> _MATERIAL SUPPLIED_
*-*-*
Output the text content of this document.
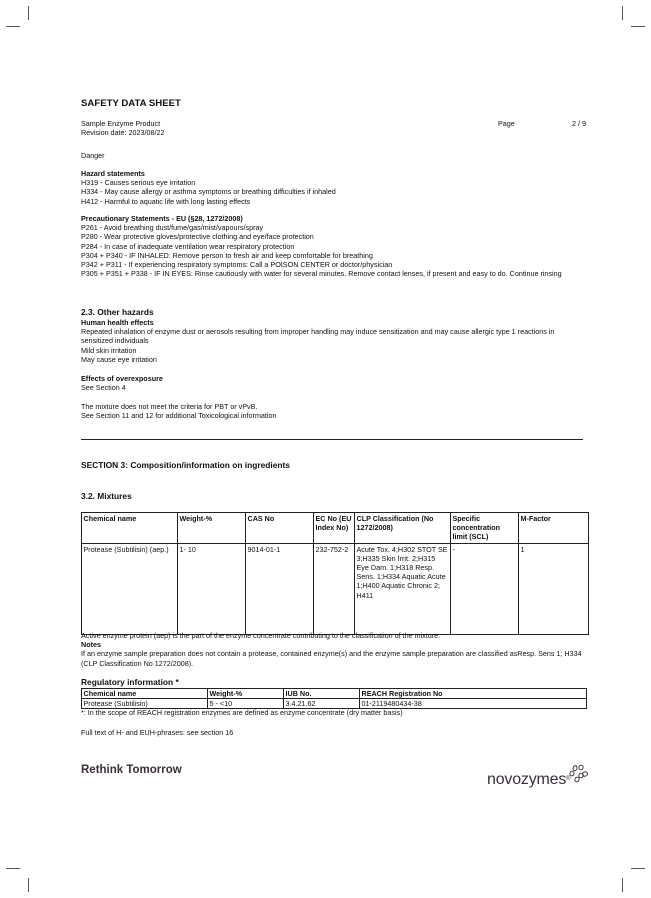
SAFETY DATA SHEET
Sample Enzyme Product
Revision date: 2023/08/22
Page	2 / 9
Danger
Hazard statements
H319 - Causes serious eye irritation
H334 - May cause allergy or asthma symptoms or breathing difficulties if inhaled
H412 - Harmful to aquatic life with long lasting effects
Precautionary Statements - EU (§28, 1272/2008)
P261 - Avoid breathing dust/fume/gas/mist/vapours/spray
P280 - Wear protective gloves/protective clothing and eye/face protection
P284 - In case of inadequate ventilation wear respiratory protection
P304 + P340 - IF INHALED: Remove person to fresh air and keep comfortable for breathing
P342 + P311 - If experiencing respiratory symptoms: Call a POISON CENTER or doctor/physician
P305 + P351 + P338 - IF IN EYES: Rinse cautiously with water for several minutes. Remove contact lenses, if present and easy to do. Continue rinsing
2.3. Other hazards
Human health effects
Repeated inhalation of enzyme dust or aerosols resulting from improper handling may induce sensitization and may cause allergic type 1 reactions in sensitized individuals
Mild skin irritation
May cause eye irritation
Effects of overexposure
See Section 4
The mixture does not meet the criteria for PBT or vPvB.
See Section 11 and 12 for additional Toxicological information
SECTION 3: Composition/information on ingredients
3.2. Mixtures
Chemical name	Weight-%	CAS No	EC No (EU Index No)	CLP Classification (No 1272/2008)	Specific concentration limit (SCL)	M-Factor
Protease (Subtilisin) (aep.)	1- 10	9014-01-1	232-752-2	Acute Tox. 4;H302 STOT SE 3;H335 Skin Irrit. 2;H315 Eye Dam. 1;H318 Resp. Sens. 1;H334 Aquatic Acute 1;H400 Aquatic Chronic 2; H411	-	1
Active enzyme protein (aep) is the part of the enzyme concentrate contributing to the classification of the mixture.
Notes
If an enzyme sample preparation does not contain a protease, contained enzyme(s) and the enzyme sample preparation are classified asResp. Sens 1; H334 (CLP Classification No 1272/2008).
Regulatory information *
Chemical name	Weight-%	IUB No.	REACH Registration No
Protease (Subtilisin)	5 - <10	3.4.21.62	01-2119480434-38
*: In the scope of REACH registration enzymes are defined as enzyme concentrate (dry matter basis)
Full text of H- and EUH-phrases: see section 16
Rethink Tomorrow
novozymes®
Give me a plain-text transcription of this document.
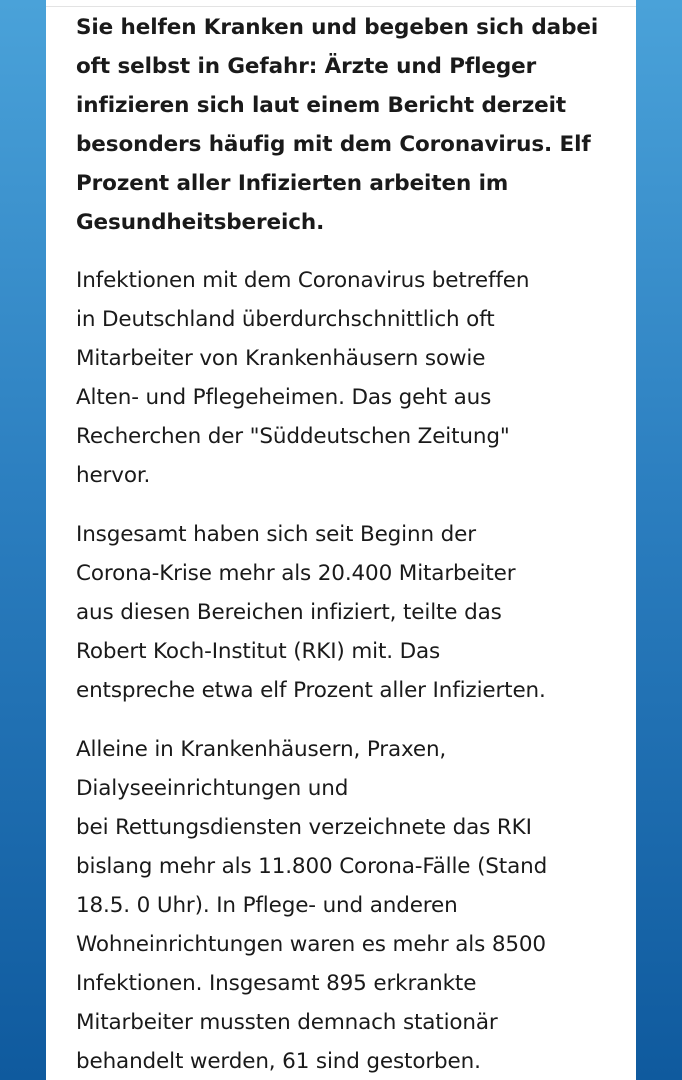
Sie helfen Kranken und begeben sich dabei
oft selbst in Gefahr: Ärzte und Pfleger
infizieren sich laut einem Bericht derzeit
besonders häufig mit dem Coronavirus. Elf
Prozent aller Infizierten arbeiten im
Gesundheitsbereich.

Infektionen mit dem Coronavirus betreffen
in Deutschland überdurchschnittlich oft
Mitarbeiter von Krankenhäusern sowie
Alten- und Pflegeheimen. Das geht aus
Recherchen der "Süddeutschen Zeitung"
hervor.

Insgesamt haben sich seit Beginn der
Corona-Krise mehr als 20.400 Mitarbeiter
aus diesen Bereichen infiziert, teilte das
Robert Koch-Institut (RKI) mit. Das
entspreche etwa elf Prozent aller Infizierten.

Alleine in Krankenhäusern, Praxen,
Dialyseeinrichtungen und
bei Rettungsdiensten verzeichnete das RKI
bislang mehr als 11.800 Corona-Fälle (Stand
18.5. 0 Uhr). In Pflege- und anderen
Wohneinrichtungen waren es mehr als 8500
Infektionen. Insgesamt 895 erkrankte
Mitarbeiter mussten demnach stationär
behandelt werden, 61 sind gestorben.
*-*-*
> _YOUR GOAL_
The expected output is every line of the records in which the string "Infizierten" appears.

> _RESULT_
Prozent aller Infizierten arbeiten im
entspreche etwa elf Prozent aller Infizierten.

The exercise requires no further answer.